**EXTRACT PROVIDED:**
§

The website says a typical developer will receive five to 15 requests from venture-backed startups for job interviews. Developers stay available on auction for two weeks and are free to take any offer, not necessarily the one with the highest salary. The first auction ran in September.
The company claims to be cheaper than a recruiter, but it’s not exactly cheap. If a company decides to pay a developer $100,000 a year through DeveloperAuction, the company pays either a $15,000 flat fee — 15 percent — or a $10,000 fee as well as the equivalent of $10,000 of the developer’s salary in stock options (10 percent plus 10 percent in options). DeveloperAuction even kicks in a small reward to developers as an incentive for using the service — 20 percent of the fee that the hiring company pays DeveloperAuction, which can be $3,000-6,000 or more, according to the site. That appears to mean DeveloperAuction rakes in $12,000-$24,000 or more per hire.
There’s competition, too. Besides more traditional hiring routes on company websites and job boards, so-called dev bootcamps have emerged as a new talent source.

§

**WHAT TO DO:**
A) According to the DeveloperAuction piece, why does DeveloperAuction pay developers a reward?
B) In the DeveloperAuction piece, how long do developers stay available on auction?
C) Return the part of the DeveloperAuction piece that begins at the words "There’s competition, too." and stops after "new talent source.".

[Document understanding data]
§

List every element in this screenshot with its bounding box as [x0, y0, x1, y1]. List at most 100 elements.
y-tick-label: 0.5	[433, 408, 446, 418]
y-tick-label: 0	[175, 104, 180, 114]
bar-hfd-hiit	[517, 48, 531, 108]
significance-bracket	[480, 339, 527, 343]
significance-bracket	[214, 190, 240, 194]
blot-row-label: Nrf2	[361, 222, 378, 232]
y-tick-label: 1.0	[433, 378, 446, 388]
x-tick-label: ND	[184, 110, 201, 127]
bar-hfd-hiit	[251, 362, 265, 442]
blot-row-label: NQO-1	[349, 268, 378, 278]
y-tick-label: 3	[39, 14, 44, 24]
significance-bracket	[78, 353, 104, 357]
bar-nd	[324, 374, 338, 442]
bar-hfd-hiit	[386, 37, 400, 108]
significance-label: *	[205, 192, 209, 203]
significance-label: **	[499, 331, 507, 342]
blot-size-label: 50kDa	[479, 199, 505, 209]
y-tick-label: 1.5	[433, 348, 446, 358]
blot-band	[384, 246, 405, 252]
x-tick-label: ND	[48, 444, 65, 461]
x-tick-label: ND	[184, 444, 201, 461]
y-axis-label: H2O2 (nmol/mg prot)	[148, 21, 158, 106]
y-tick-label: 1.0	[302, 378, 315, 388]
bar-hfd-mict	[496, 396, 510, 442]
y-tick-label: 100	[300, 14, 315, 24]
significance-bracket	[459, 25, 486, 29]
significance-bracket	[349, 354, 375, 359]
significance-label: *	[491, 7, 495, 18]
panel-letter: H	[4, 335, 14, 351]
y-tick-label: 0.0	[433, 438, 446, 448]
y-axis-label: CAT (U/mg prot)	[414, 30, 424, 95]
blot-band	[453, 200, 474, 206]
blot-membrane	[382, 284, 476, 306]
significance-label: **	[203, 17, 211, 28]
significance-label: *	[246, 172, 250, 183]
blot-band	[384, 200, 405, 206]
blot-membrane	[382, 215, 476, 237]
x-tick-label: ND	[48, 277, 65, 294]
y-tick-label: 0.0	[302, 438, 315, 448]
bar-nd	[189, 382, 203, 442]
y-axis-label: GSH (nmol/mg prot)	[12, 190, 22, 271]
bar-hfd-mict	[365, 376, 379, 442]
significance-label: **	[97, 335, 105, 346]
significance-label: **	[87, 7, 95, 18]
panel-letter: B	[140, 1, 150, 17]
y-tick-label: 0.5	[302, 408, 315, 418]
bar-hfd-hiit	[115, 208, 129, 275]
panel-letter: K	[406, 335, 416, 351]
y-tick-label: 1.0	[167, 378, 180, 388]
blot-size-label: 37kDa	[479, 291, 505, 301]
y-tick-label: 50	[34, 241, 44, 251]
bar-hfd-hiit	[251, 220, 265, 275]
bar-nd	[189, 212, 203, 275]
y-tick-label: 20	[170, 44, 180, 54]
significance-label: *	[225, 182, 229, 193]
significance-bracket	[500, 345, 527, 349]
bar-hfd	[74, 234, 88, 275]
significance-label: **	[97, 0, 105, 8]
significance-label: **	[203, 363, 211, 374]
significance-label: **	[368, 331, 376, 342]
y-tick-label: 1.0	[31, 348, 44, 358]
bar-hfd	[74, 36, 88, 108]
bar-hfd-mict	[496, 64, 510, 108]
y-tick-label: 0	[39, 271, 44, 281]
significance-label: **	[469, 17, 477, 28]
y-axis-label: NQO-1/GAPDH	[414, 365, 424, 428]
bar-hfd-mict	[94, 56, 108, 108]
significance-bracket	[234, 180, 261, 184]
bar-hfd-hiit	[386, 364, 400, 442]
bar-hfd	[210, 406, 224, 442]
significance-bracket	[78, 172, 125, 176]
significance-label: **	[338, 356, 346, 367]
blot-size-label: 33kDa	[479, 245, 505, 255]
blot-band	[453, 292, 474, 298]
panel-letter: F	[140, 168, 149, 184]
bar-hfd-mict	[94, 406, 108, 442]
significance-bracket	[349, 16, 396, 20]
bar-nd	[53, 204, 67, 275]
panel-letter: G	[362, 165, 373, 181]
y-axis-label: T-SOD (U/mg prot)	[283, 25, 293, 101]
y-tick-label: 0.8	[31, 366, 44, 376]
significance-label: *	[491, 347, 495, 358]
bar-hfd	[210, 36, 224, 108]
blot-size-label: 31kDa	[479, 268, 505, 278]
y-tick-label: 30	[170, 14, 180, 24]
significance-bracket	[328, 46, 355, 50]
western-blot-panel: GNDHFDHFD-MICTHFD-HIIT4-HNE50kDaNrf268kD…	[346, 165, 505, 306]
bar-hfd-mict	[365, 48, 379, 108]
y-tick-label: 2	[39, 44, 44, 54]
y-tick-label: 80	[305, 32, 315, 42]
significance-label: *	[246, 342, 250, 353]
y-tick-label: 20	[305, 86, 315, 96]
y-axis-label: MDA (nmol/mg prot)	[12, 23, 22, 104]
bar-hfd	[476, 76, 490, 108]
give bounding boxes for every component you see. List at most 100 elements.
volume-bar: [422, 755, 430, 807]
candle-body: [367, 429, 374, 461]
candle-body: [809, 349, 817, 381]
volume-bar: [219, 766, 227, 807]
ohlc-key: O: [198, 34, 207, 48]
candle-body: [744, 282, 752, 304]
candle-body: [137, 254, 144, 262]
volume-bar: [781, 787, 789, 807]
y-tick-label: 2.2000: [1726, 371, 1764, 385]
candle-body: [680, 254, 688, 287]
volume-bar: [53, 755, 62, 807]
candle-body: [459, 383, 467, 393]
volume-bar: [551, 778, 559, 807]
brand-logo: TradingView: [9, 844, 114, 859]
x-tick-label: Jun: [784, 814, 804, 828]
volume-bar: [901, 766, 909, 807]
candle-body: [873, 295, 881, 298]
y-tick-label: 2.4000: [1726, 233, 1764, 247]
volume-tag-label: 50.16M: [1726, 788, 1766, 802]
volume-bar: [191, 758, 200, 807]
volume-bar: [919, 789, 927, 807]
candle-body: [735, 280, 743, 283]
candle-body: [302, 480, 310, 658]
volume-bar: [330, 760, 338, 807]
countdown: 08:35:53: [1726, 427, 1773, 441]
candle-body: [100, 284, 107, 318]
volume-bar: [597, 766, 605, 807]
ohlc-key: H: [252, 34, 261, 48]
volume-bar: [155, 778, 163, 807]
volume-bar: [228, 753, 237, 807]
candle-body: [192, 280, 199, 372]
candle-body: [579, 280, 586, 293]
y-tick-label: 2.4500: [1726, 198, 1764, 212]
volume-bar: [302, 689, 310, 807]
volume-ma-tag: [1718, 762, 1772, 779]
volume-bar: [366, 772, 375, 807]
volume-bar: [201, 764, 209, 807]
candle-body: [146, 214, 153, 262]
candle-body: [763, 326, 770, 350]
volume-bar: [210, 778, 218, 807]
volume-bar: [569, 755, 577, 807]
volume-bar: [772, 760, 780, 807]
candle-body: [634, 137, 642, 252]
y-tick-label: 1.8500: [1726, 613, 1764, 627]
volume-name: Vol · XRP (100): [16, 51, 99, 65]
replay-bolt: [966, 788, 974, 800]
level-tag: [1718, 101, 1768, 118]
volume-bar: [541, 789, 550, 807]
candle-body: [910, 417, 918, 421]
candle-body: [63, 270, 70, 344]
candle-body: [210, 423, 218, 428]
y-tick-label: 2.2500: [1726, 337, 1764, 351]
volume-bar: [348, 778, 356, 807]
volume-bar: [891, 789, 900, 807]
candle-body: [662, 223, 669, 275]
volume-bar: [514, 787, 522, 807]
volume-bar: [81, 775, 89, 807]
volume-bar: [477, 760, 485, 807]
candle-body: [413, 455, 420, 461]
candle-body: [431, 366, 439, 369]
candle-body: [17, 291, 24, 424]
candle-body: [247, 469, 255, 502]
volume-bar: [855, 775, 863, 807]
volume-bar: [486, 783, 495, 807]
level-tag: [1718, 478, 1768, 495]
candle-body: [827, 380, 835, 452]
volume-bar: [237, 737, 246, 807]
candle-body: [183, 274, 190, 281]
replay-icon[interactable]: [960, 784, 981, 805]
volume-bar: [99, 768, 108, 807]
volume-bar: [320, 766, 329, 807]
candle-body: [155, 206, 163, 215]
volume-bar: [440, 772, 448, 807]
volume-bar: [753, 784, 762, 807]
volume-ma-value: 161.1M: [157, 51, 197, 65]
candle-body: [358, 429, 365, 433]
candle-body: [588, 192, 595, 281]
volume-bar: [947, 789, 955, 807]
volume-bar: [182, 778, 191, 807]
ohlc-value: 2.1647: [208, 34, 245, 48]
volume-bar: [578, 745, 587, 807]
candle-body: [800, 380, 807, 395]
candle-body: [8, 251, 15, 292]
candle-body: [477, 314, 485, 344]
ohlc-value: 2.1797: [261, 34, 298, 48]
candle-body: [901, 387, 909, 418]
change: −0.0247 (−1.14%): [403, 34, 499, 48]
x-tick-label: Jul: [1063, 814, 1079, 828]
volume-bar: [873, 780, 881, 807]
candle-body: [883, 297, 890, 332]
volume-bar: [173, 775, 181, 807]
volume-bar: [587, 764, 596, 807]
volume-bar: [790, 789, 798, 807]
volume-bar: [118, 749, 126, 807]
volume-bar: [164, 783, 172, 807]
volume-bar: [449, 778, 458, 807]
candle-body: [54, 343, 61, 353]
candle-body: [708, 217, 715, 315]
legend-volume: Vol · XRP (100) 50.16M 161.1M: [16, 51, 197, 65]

§

**EXERCISE RESPONSES:**
A) DeveloperAuction pays developers a small reward as an incentive to use the service. The reward is 20 percent of the fee that the hiring company pays DeveloperAuction.

B) Two weeks.

C)
There’s competition, too. Besides more traditional hiring routes on company websites and job boards, so-called dev bootcamps have emerged as a new talent source.